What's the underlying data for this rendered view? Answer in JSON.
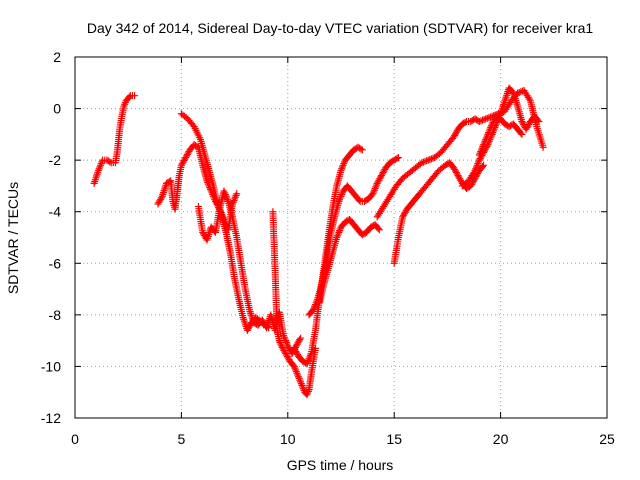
{
  "chart_data": {
    "type": "scatter",
    "title": "Day 342 of 2014, Sidereal Day-to-day VTEC variation (SDTVAR) for receiver kra1",
    "xlabel": "GPS time / hours",
    "ylabel": "SDTVAR / TECUs",
    "xlim": [
      0,
      25
    ],
    "ylim": [
      -12,
      2
    ],
    "xticks": [
      0,
      5,
      10,
      15,
      20,
      25
    ],
    "yticks": [
      -12,
      -10,
      -8,
      -6,
      -4,
      -2,
      0,
      2
    ],
    "grid": true,
    "marker": "plus",
    "color": "#ff0000",
    "series": [
      {
        "x": [
          0.9,
          1.1,
          1.3,
          1.5,
          1.7,
          1.9,
          2.0,
          2.1,
          2.2,
          2.3,
          2.4,
          2.5,
          2.6,
          2.8
        ],
        "y": [
          -2.9,
          -2.4,
          -2.0,
          -2.0,
          -2.1,
          -2.1,
          -1.6,
          -0.8,
          -0.3,
          0.1,
          0.3,
          0.4,
          0.5,
          0.5
        ]
      },
      {
        "x": [
          3.9,
          4.1,
          4.3,
          4.5,
          4.6,
          4.7,
          4.8,
          4.9,
          5.0,
          5.2,
          5.4,
          5.6,
          5.8,
          6.0,
          6.2,
          6.4,
          6.6,
          6.8,
          7.0,
          7.2,
          7.4,
          7.6
        ],
        "y": [
          -3.7,
          -3.4,
          -2.9,
          -2.8,
          -3.6,
          -3.9,
          -3.3,
          -2.6,
          -2.2,
          -1.9,
          -1.6,
          -1.4,
          -1.5,
          -2.2,
          -2.8,
          -3.2,
          -3.6,
          -3.9,
          -4.3,
          -4.7,
          -3.7,
          -3.3
        ]
      },
      {
        "x": [
          5.0,
          5.3,
          5.6,
          5.9,
          6.1,
          6.3,
          6.5,
          6.7,
          6.9,
          7.1,
          7.3,
          7.5,
          7.7,
          7.9,
          8.1,
          8.3,
          8.5,
          8.8,
          9.1
        ],
        "y": [
          -0.2,
          -0.4,
          -0.7,
          -1.2,
          -1.8,
          -2.4,
          -3.0,
          -3.7,
          -4.2,
          -4.8,
          -5.6,
          -6.6,
          -7.4,
          -8.1,
          -8.6,
          -8.3,
          -8.1,
          -8.3,
          -8.5
        ]
      },
      {
        "x": [
          5.8,
          6.0,
          6.2,
          6.4,
          6.6,
          6.8,
          7.0,
          7.2,
          7.4,
          7.6,
          7.8,
          8.0,
          8.2,
          8.4,
          8.6,
          8.8,
          9.0,
          9.2,
          9.4,
          9.6,
          9.8,
          10.0,
          10.2,
          10.4,
          10.6
        ],
        "y": [
          -3.8,
          -4.8,
          -5.1,
          -4.6,
          -4.8,
          -3.9,
          -3.2,
          -3.6,
          -4.2,
          -5.0,
          -6.0,
          -7.0,
          -7.8,
          -8.3,
          -8.4,
          -8.2,
          -8.5,
          -8.0,
          -8.6,
          -7.9,
          -8.8,
          -9.2,
          -9.5,
          -9.2,
          -8.9
        ]
      },
      {
        "x": [
          9.3,
          9.4,
          9.5,
          9.6,
          9.7,
          9.9,
          10.1,
          10.3,
          10.5,
          10.7,
          10.8,
          10.9,
          11.0,
          11.1,
          11.2,
          11.3
        ],
        "y": [
          -4.0,
          -6.2,
          -8.6,
          -9.0,
          -9.2,
          -9.5,
          -9.8,
          -10.0,
          -10.4,
          -10.8,
          -11.0,
          -11.1,
          -10.9,
          -10.3,
          -9.8,
          -9.3
        ]
      },
      {
        "x": [
          10.3,
          10.5,
          10.7,
          10.9,
          11.1,
          11.3,
          11.5,
          11.7,
          11.9,
          12.1,
          12.3,
          12.5,
          12.7,
          12.9,
          13.1,
          13.3,
          13.5
        ],
        "y": [
          -9.3,
          -9.6,
          -9.8,
          -9.9,
          -9.5,
          -8.6,
          -7.3,
          -6.2,
          -5.0,
          -3.9,
          -3.0,
          -2.4,
          -2.0,
          -1.8,
          -1.6,
          -1.5,
          -1.6
        ]
      },
      {
        "x": [
          11.0,
          11.2,
          11.4,
          11.6,
          11.8,
          12.0,
          12.2,
          12.4,
          12.6,
          12.8,
          13.0,
          13.2,
          13.4,
          13.6,
          13.8,
          14.0,
          14.2,
          14.4,
          14.6,
          14.8,
          15.0,
          15.2
        ],
        "y": [
          -8.0,
          -7.8,
          -7.4,
          -6.8,
          -6.0,
          -4.9,
          -4.2,
          -3.6,
          -3.2,
          -3.0,
          -3.2,
          -3.4,
          -3.6,
          -3.6,
          -3.5,
          -3.3,
          -2.9,
          -2.6,
          -2.3,
          -2.1,
          -2.0,
          -1.9
        ]
      },
      {
        "x": [
          11.5,
          11.7,
          11.9,
          12.1,
          12.3,
          12.5,
          12.7,
          12.9,
          13.1,
          13.3,
          13.5,
          13.7,
          13.9,
          14.1,
          14.3
        ],
        "y": [
          -7.5,
          -6.8,
          -6.2,
          -5.6,
          -5.0,
          -4.6,
          -4.4,
          -4.3,
          -4.5,
          -4.7,
          -4.9,
          -4.8,
          -4.6,
          -4.5,
          -4.7
        ]
      },
      {
        "x": [
          15.0,
          15.2,
          15.4,
          15.6,
          15.8,
          16.0,
          16.2,
          16.5,
          16.8,
          17.1,
          17.4,
          17.6,
          17.8,
          18.0,
          18.2,
          18.4,
          18.6,
          18.8,
          19.0,
          19.2
        ],
        "y": [
          -6.0,
          -5.0,
          -4.2,
          -3.9,
          -3.7,
          -3.5,
          -3.3,
          -3.0,
          -2.7,
          -2.4,
          -2.2,
          -2.1,
          -2.3,
          -2.6,
          -2.9,
          -3.1,
          -3.0,
          -2.7,
          -2.4,
          -2.2
        ]
      },
      {
        "x": [
          14.2,
          14.5,
          14.8,
          15.1,
          15.4,
          15.7,
          16.0,
          16.3,
          16.6,
          16.9,
          17.2,
          17.5,
          17.8,
          18.0,
          18.2,
          18.4,
          18.6,
          18.8,
          19.0,
          19.3,
          19.6,
          19.9,
          20.2,
          20.5,
          20.8,
          21.1,
          21.4,
          21.7,
          22.0
        ],
        "y": [
          -4.2,
          -3.8,
          -3.4,
          -3.0,
          -2.7,
          -2.5,
          -2.3,
          -2.1,
          -2.0,
          -1.9,
          -1.7,
          -1.4,
          -1.1,
          -0.8,
          -0.6,
          -0.5,
          -0.5,
          -0.4,
          -0.5,
          -0.4,
          -0.3,
          -0.2,
          -0.1,
          0.3,
          0.6,
          0.7,
          0.3,
          -0.7,
          -1.5
        ]
      },
      {
        "x": [
          18.2,
          18.5,
          18.8,
          19.0,
          19.2,
          19.4,
          19.6,
          19.8,
          20.0,
          20.2,
          20.4,
          20.6,
          20.8,
          21.0,
          21.2,
          21.4,
          21.6,
          21.8
        ],
        "y": [
          -3.0,
          -2.8,
          -2.4,
          -2.0,
          -1.7,
          -1.4,
          -1.0,
          -0.6,
          -0.2,
          0.3,
          0.8,
          0.6,
          0.1,
          -0.5,
          -0.8,
          -0.5,
          -0.3,
          -0.5
        ]
      },
      {
        "x": [
          19.0,
          19.2,
          19.4,
          19.6,
          19.8,
          20.0,
          20.2,
          20.4,
          20.6,
          20.8,
          21.0
        ],
        "y": [
          -1.8,
          -1.4,
          -1.0,
          -0.6,
          -0.3,
          -0.4,
          -0.6,
          -0.7,
          -0.6,
          -0.8,
          -1.0
        ]
      }
    ]
  }
}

··········

WHAT IS EXPECTED: Search the lines for "SDTVAR". Copy each line that has it.

PROBLEM SOLUTION:
    "title": "Day 342 of 2014, Sidereal Day-to-day VTEC variation (SDTVAR) for receiver kra1",
    "ylabel": "SDTVAR / TECUs",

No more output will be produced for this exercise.